[Task directions]: Look for the word "circle" in the entries below, then copy every line that has it.
____
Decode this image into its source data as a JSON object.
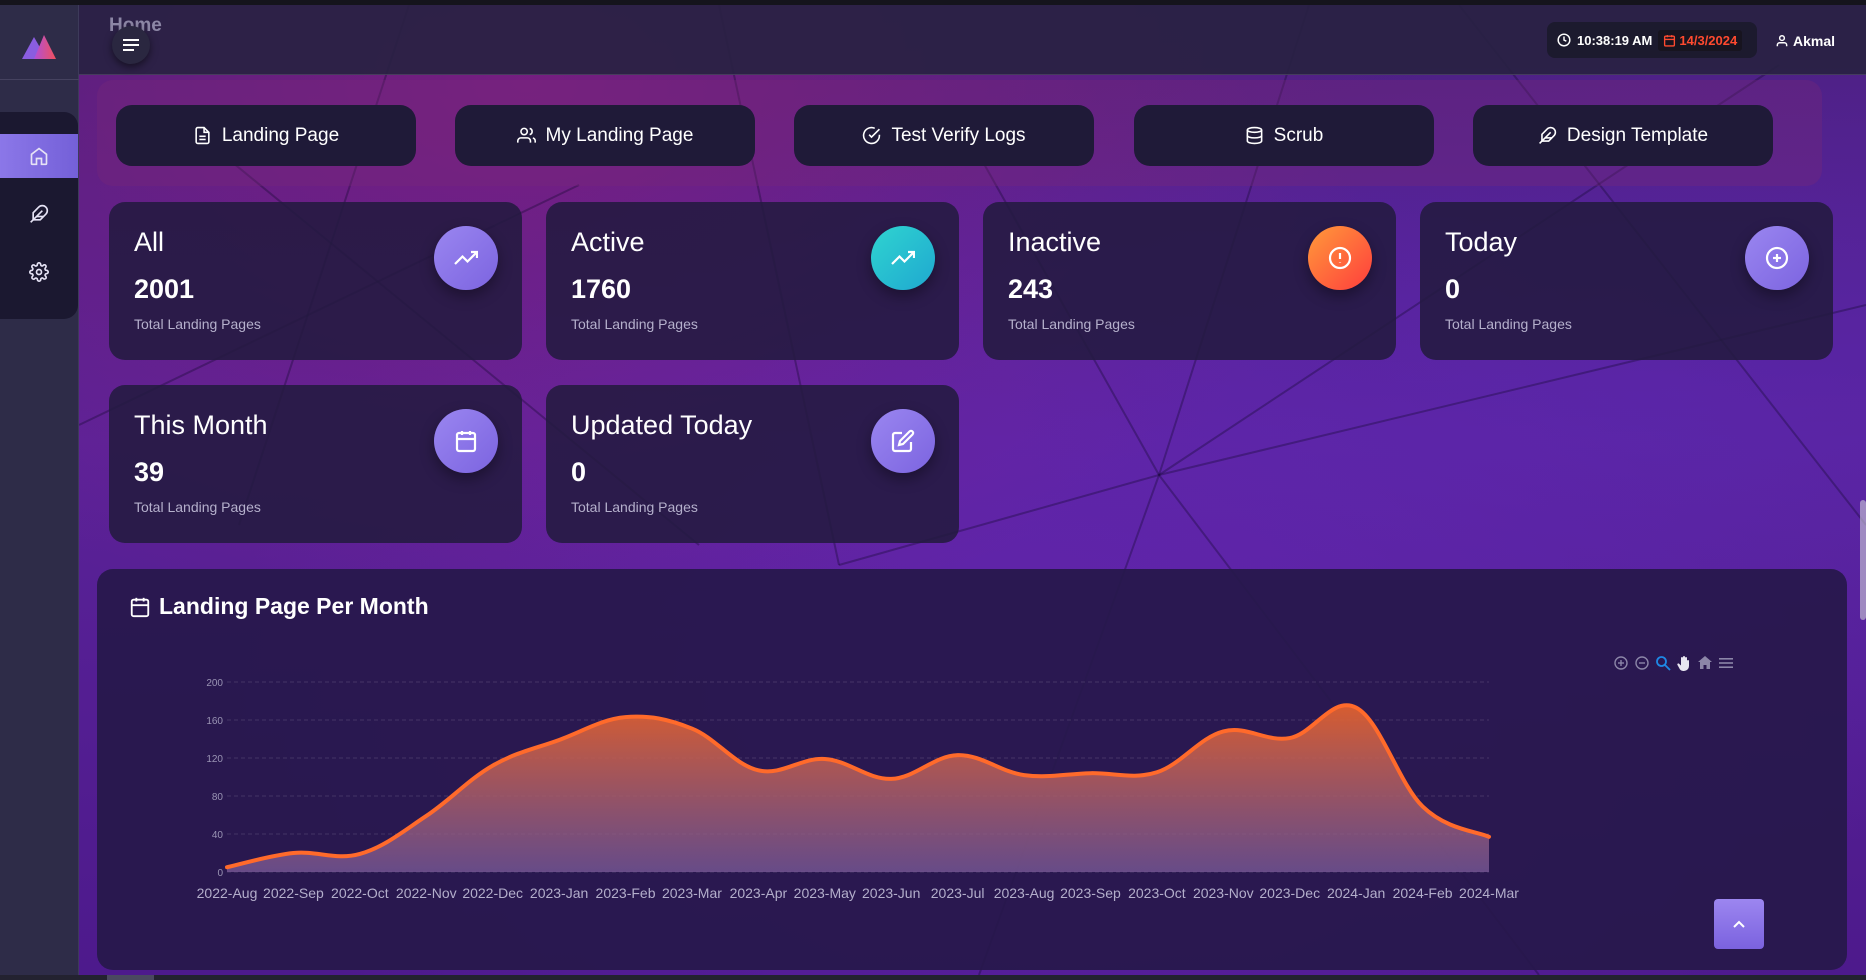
{
  "header": {
    "page_title": "Home",
    "time": "10:38:19 AM",
    "date": "14/3/2024",
    "user": "Akmal"
  },
  "sidebar": {
    "items": [
      {
        "icon": "home-icon",
        "active": true
      },
      {
        "icon": "feather-icon",
        "active": false
      },
      {
        "icon": "gear-icon",
        "active": false
      }
    ]
  },
  "shortcuts": [
    {
      "label": "Landing Page",
      "icon": "document-icon"
    },
    {
      "label": "My Landing Page",
      "icon": "users-icon"
    },
    {
      "label": "Test Verify Logs",
      "icon": "check-circle-icon"
    },
    {
      "label": "Scrub",
      "icon": "database-icon"
    },
    {
      "label": "Design Template",
      "icon": "feather-icon"
    }
  ],
  "stats": [
    {
      "title": "All",
      "value": "2001",
      "sub": "Total Landing Pages",
      "icon": "trending-up-icon",
      "color": "#8a74e6"
    },
    {
      "title": "Active",
      "value": "1760",
      "sub": "Total Landing Pages",
      "icon": "trending-up-icon",
      "color": "#23c3cc"
    },
    {
      "title": "Inactive",
      "value": "243",
      "sub": "Total Landing Pages",
      "icon": "alert-circle-icon",
      "color": "#ff5a36"
    },
    {
      "title": "Today",
      "value": "0",
      "sub": "Total Landing Pages",
      "icon": "plus-circle-icon",
      "color": "#8a74e6"
    },
    {
      "title": "This Month",
      "value": "39",
      "sub": "Total Landing Pages",
      "icon": "calendar-icon",
      "color": "#8a74e6"
    },
    {
      "title": "Updated Today",
      "value": "0",
      "sub": "Total Landing Pages",
      "icon": "edit-icon",
      "color": "#8a74e6"
    }
  ],
  "chart_title": "Landing Page Per Month",
  "chart_data": {
    "type": "area",
    "title": "Landing Page Per Month",
    "xlabel": "",
    "ylabel": "",
    "categories": [
      "2022-Aug",
      "2022-Sep",
      "2022-Oct",
      "2022-Nov",
      "2022-Dec",
      "2023-Jan",
      "2023-Feb",
      "2023-Mar",
      "2023-Apr",
      "2023-May",
      "2023-Jun",
      "2023-Jul",
      "2023-Aug",
      "2023-Sep",
      "2023-Oct",
      "2023-Nov",
      "2023-Dec",
      "2024-Jan",
      "2024-Feb",
      "2024-Mar"
    ],
    "series": [
      {
        "values": [
          5,
          20,
          19,
          59,
          112,
          139,
          163,
          151,
          107,
          119,
          98,
          123,
          102,
          104,
          105,
          148,
          141,
          173,
          69,
          37
        ]
      }
    ],
    "y_ticks": [
      0,
      40,
      80,
      120,
      160,
      200
    ],
    "ylim": [
      0,
      200
    ],
    "grid": true,
    "line_color": "#ff6a2b",
    "fill_color_top": "#e0602e",
    "fill_color_bottom": "#7c5c9a"
  }
}
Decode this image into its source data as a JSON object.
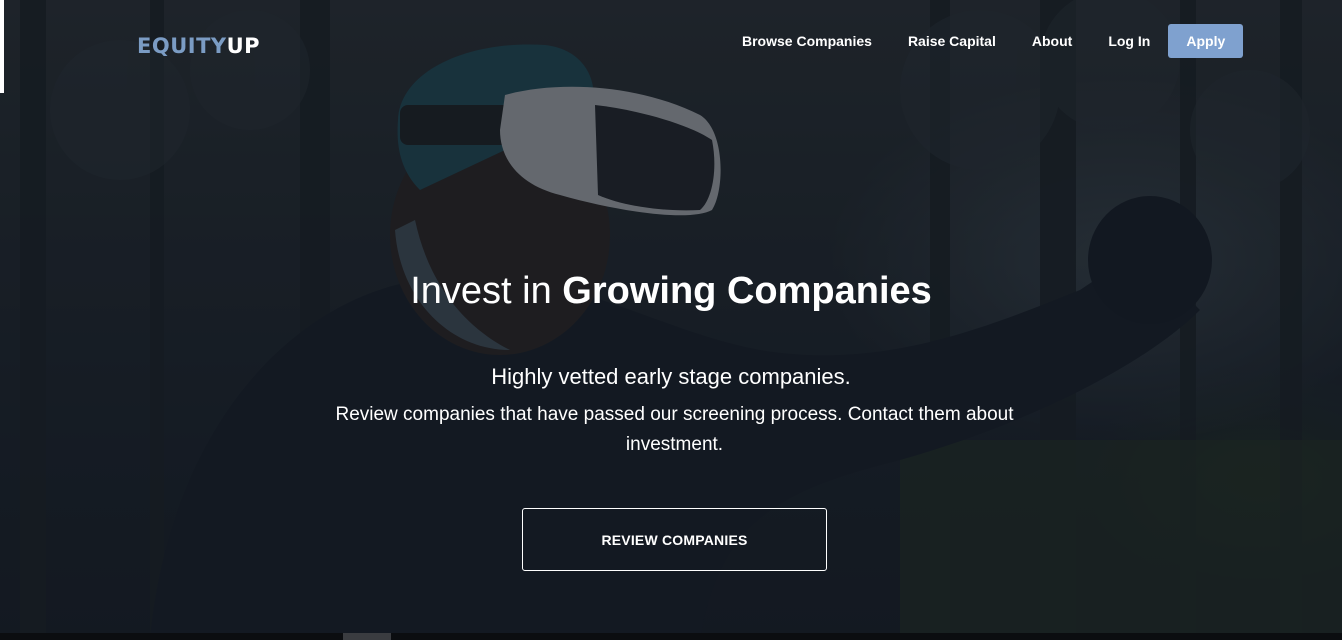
{
  "brand": {
    "logo_part1": "EQUITY",
    "logo_part2": "UP",
    "colors": {
      "accent": "#7fa1cf",
      "logo_accent": "#7b9cc4",
      "text": "#ffffff",
      "overlay": "#101620"
    }
  },
  "nav": {
    "links": [
      {
        "label": "Browse Companies"
      },
      {
        "label": "Raise Capital"
      },
      {
        "label": "About"
      },
      {
        "label": "Log In"
      }
    ],
    "apply_label": "Apply"
  },
  "hero": {
    "headline_prefix": "Invest in",
    "headline_bold": "Growing Companies",
    "subtitle": "Highly vetted early stage companies.",
    "description": "Review companies that have passed our screening process. Contact them about investment.",
    "cta_label": "REVIEW COMPANIES",
    "background_image": "person-with-vr-headset-in-forest"
  }
}
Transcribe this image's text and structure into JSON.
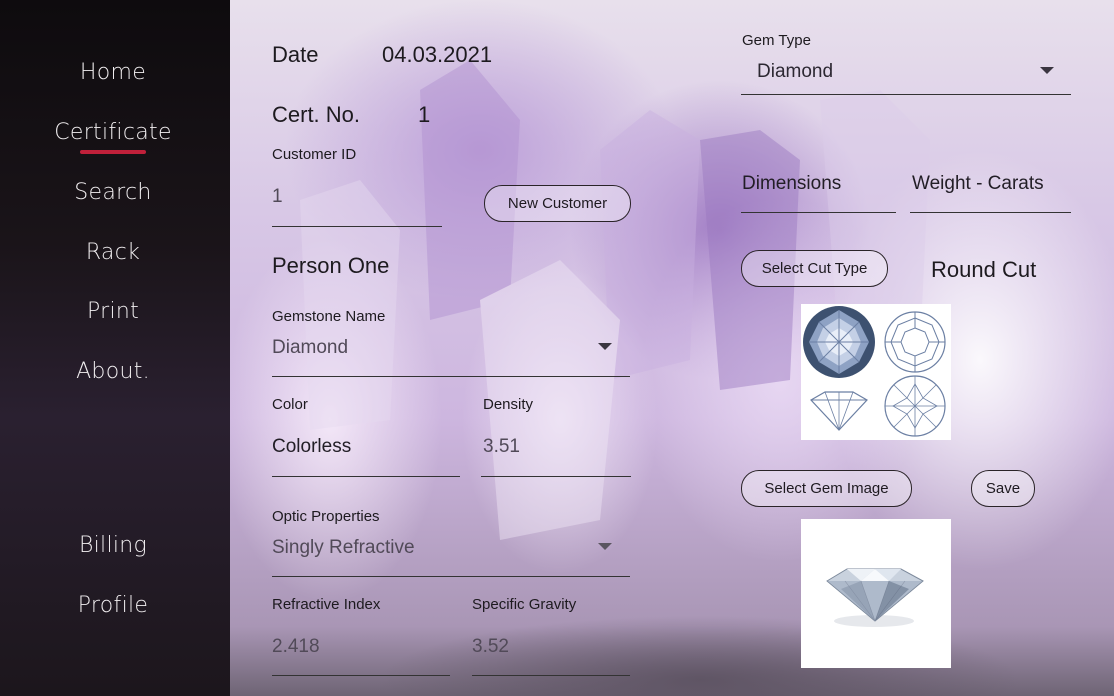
____
[Result of this exercise]:
      "icon": "check-circle-icon"
      "icon": "alert-circle-icon",
      "icon": "plus-circle-icon",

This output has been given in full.